Problem requirements:
Could you carry on the passage about Princess Juliana International Airport, picking up right after its final sentence?

======== Excerpted text

1997, 2004, 2012
Princess Juliana International Airport (PJIA) is on the Dutch sector of the Island of St Martin (Philipsburg) in the Caribbean – the island is divided between Dutch and French sovereignty.
The airport is widely recognised as a hub in the area for St Martin and neighbouring islands (Leeward Islands, including Anguilla, Saba, St Barthélemy and St Eustatius) and is the second busiest in the region after Luis Munoz airport in San Juan, Puerto Rico.
The airport handled around 1.85 million passengers in 2007 (the original terminal only had a capacity of 1.2 million passengers a year).
There is a single runway at the airport 09/27, which is famous for being short (2,180m, 7,152ft) and is only just long enough for heavy jets to land. The largest planes approaching the island fly extremely low and pass only 10m to 20m (30ft to 60ft) over the main beach (Maho).
The airport is operated by Princess Juliana International Operating Company NV under a 20-year concession awarded in 1997. The operator is owned by PJIA Holding NV, which is itself owned by the Island Government of the Island Territory of St Maarten. The International Air Transport Association (IATA) predicts that international demand for travel to the Caribbean will grow at an annual rate of 4.3% over the next ten years.

================
======== Provided material

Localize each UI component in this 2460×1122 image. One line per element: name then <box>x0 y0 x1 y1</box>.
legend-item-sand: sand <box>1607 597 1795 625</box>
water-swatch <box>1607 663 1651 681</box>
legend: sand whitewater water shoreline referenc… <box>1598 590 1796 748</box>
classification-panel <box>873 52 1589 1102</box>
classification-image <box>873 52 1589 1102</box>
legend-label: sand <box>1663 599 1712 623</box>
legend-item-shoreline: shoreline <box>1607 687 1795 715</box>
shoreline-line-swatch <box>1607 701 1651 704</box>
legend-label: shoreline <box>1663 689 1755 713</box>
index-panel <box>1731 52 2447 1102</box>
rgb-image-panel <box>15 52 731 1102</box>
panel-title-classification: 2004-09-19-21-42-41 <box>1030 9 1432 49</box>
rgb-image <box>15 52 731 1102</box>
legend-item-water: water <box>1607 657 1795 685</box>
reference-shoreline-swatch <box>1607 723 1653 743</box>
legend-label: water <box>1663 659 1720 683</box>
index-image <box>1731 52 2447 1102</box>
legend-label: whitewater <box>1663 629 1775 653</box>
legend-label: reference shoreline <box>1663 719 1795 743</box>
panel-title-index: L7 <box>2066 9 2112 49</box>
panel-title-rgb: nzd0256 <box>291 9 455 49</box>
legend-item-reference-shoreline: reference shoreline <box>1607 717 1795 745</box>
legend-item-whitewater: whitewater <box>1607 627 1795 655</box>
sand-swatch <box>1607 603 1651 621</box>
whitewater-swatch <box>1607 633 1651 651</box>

================

Exercise output:
PRINCESS JULIANA MASTER PLAN
A master plan was started in 1997 that required that the airport be developed in three phases to accommodate new traffic and improve facilities. Consultants for financing (debt and bonds) and overseeing the instigation of the project involved Standard International Group, PricewaterhouseCoopers LLP and Berger Group – investment for the entire project will total $117m.
The first phase began in 1997 and involved a general refurbishment of the existing terminal and remedial work at the airport and this lasted until 2001. In 2004 phase II of the master plan came into action with 98,000m² of land being reclaimed in the Simpson Bay Lagoon.
The additional land was required for the construction of the new terminal building, a new air traffic control tower and radar facility (which came into operation in March 2004 and is under the control of the Department of Civil Aviation of the Netherlands Antilles (DCANA) there are 90,000 aircraft movements a year to monitor), a new parking structure and the construction of runway extension safety areas of 150m at each end and also new access roads. Phase II was completed in 2006 with the opening of the new terminal.
Phase III is due to begin in 2012 and will depend upon the passenger traffic at the airport. This final phase will include an extension of the new terminal building and the construction of a full parallel taxiway system. This project will require the reclamation of a further 227,000m² of land from the Simpsons Bay Lagoon. There will also be a relocation of airport maintenance, fire station and the weather station.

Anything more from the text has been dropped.